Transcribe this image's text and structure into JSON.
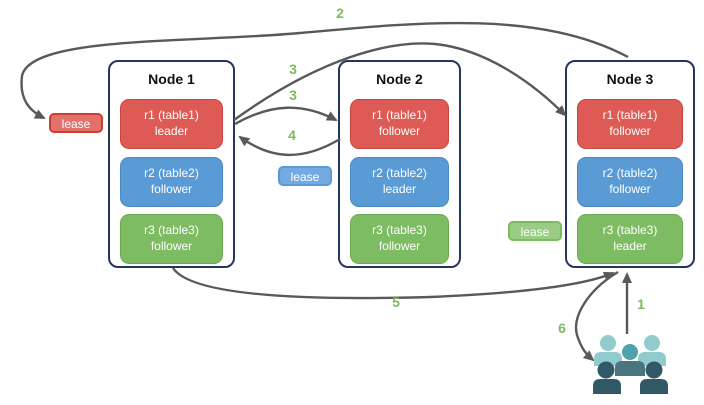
{
  "nodes": [
    {
      "title": "Node 1",
      "replicas": [
        {
          "name": "r1 (table1)",
          "role": "leader",
          "color": "red"
        },
        {
          "name": "r2 (table2)",
          "role": "follower",
          "color": "blue"
        },
        {
          "name": "r3 (table3)",
          "role": "follower",
          "color": "green"
        }
      ]
    },
    {
      "title": "Node 2",
      "replicas": [
        {
          "name": "r1 (table1)",
          "role": "follower",
          "color": "red"
        },
        {
          "name": "r2 (table2)",
          "role": "leader",
          "color": "blue"
        },
        {
          "name": "r3 (table3)",
          "role": "follower",
          "color": "green"
        }
      ]
    },
    {
      "title": "Node 3",
      "replicas": [
        {
          "name": "r1 (table1)",
          "role": "follower",
          "color": "red"
        },
        {
          "name": "r2 (table2)",
          "role": "follower",
          "color": "blue"
        },
        {
          "name": "r3 (table3)",
          "role": "leader",
          "color": "green"
        }
      ]
    }
  ],
  "leases": [
    {
      "label": "lease",
      "color": "red"
    },
    {
      "label": "lease",
      "color": "blue"
    },
    {
      "label": "lease",
      "color": "green"
    }
  ],
  "steps": {
    "s1": "1",
    "s2": "2",
    "s3a": "3",
    "s3b": "3",
    "s4": "4",
    "s5": "5",
    "s6": "6"
  },
  "colors": {
    "replica_red": "#DE5B55",
    "replica_blue": "#5B9BD5",
    "replica_green": "#7EBC63",
    "node_border": "#24365C",
    "arrow": "#595959",
    "step_label": "#7CBB5E",
    "users_light_teal": "#92CBCE",
    "users_mid_teal": "#4FA3A9",
    "users_dark_slate": "#2F5965"
  }
}
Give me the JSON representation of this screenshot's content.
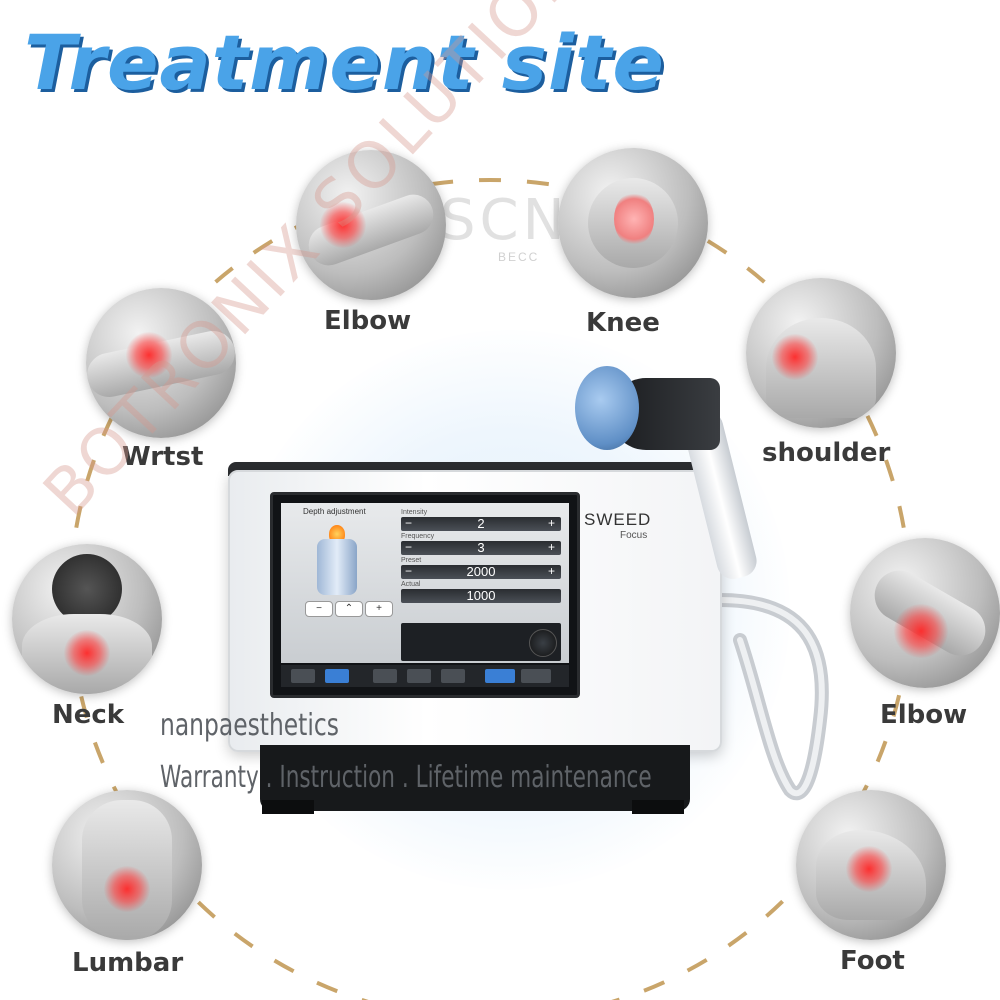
{
  "title": "Treatment site",
  "sites": [
    {
      "label": "Elbow"
    },
    {
      "label": "Knee"
    },
    {
      "label": "Wrtst"
    },
    {
      "label": "shoulder"
    },
    {
      "label": "Neck"
    },
    {
      "label": "Elbow"
    },
    {
      "label": "Lumbar"
    },
    {
      "label": "Foot"
    }
  ],
  "device": {
    "brand": "SWEED",
    "brand_sub": "Focus",
    "screen": {
      "depth_label": "Depth adjustment",
      "params": [
        {
          "label": "Intensity",
          "value": "2"
        },
        {
          "label": "Frequency",
          "value": "3"
        },
        {
          "label": "Preset",
          "value": "2000"
        },
        {
          "label": "Actual",
          "value": "1000"
        }
      ],
      "minus": "−",
      "plus": "+",
      "center_btn": "⌃"
    }
  },
  "overlay": {
    "line1": "nanpaesthetics",
    "line2": "Warranty . Instruction . Lifetime maintenance"
  },
  "watermark": "BOTRONIX SOLUTION FOREVER",
  "brandmark": "SCNT",
  "brandmark_sub": "BECC",
  "colors": {
    "title": "#4aa3e8",
    "pain": "#ff2a2a",
    "handpiece": "#6f9fd6"
  }
}
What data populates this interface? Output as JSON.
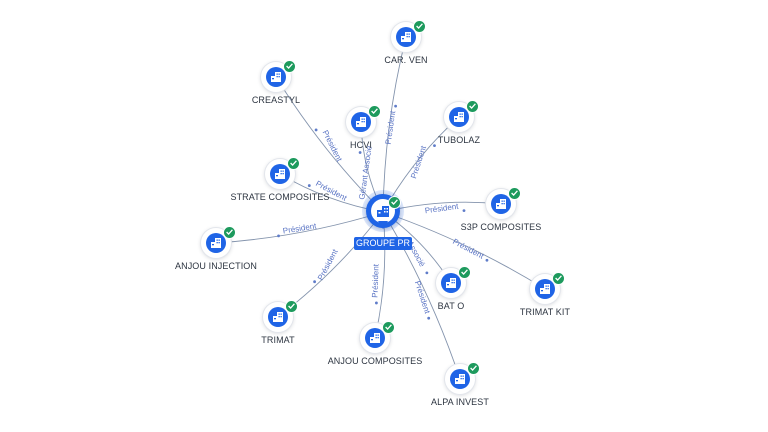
....
▶ _TASK TO COMPLETE_: Transcribe all of the records above character for character. Exclude the pictures.

▶ _WRITTEN SOLUTION_:
Transcribe this image's text and structure into JSON.
{
  "nodes": [
    {
      "title": "Node 1",
      "replicas": [
        {
          "name": "r1 (table1)",
          "role": "leader",
          "color": "red"
        },
        {
          "name": "r2 (table2)",
          "role": "follower",
          "color": "blue"
        },
        {
          "name": "r3 (table3)",
          "role": "follower",
          "color": "green"
        }
      ]
    },
    {
      "title": "Node 2",
      "replicas": [
        {
          "name": "r1 (table1)",
          "role": "follower",
          "color": "red"
        },
        {
          "name": "r2 (table2)",
          "role": "leader",
          "color": "blue"
        },
        {
          "name": "r3 (table3)",
          "role": "follower",
          "color": "green"
        }
      ]
    },
    {
      "title": "Node 3",
      "replicas": [
        {
          "name": "r1 (table1)",
          "role": "follower",
          "color": "red"
        },
        {
          "name": "r2 (table2)",
          "role": "follower",
          "color": "blue"
        },
        {
          "name": "r3 (table3)",
          "role": "leader",
          "color": "green"
        }
      ]
    }
  ],
  "leases": [
    {
      "label": "lease",
      "color": "red"
    },
    {
      "label": "lease",
      "color": "blue"
    },
    {
      "label": "lease",
      "color": "green"
    }
  ],
  "steps": {
    "s1": "1",
    "s2": "2",
    "s3a": "3",
    "s3b": "3",
    "s4": "4",
    "s5": "5",
    "s6": "6"
  },
  "colors": {
    "replica_red": "#DE5B55",
    "replica_blue": "#5B9BD5",
    "replica_green": "#7EBC63",
    "node_border": "#24365C",
    "arrow": "#595959",
    "step_label": "#7CBB5E",
    "users_light_teal": "#92CBCE",
    "users_mid_teal": "#4FA3A9",
    "users_dark_slate": "#2F5965"
  }
}
Give me the JSON representation of this screenshot's content.
{
  "title": "Treatment site",
  "sites": [
    {
      "label": "Elbow"
    },
    {
      "label": "Knee"
    },
    {
      "label": "Wrtst"
    },
    {
      "label": "shoulder"
    },
    {
      "label": "Neck"
    },
    {
      "label": "Elbow"
    },
    {
      "label": "Lumbar"
    },
    {
      "label": "Foot"
    }
  ],
  "device": {
    "brand": "SWEED",
    "brand_sub": "Focus",
    "screen": {
      "depth_label": "Depth adjustment",
      "params": [
        {
          "label": "Intensity",
          "value": "2"
        },
        {
          "label": "Frequency",
          "value": "3"
        },
        {
          "label": "Preset",
          "value": "2000"
        },
        {
          "label": "Actual",
          "value": "1000"
        }
      ],
      "minus": "−",
      "plus": "+",
      "center_btn": "⌃"
    }
  },
  "overlay": {
    "line1": "nanpaesthetics",
    "line2": "Warranty . Instruction . Lifetime maintenance"
  },
  "watermark": "BOTRONIX SOLUTION FOREVER",
  "brandmark": "SCNT",
  "brandmark_sub": "BECC",
  "colors": {
    "title": "#4aa3e8",
    "pain": "#ff2a2a",
    "handpiece": "#6f9fd6"
  }
}
What data populates this interface? Output as JSON.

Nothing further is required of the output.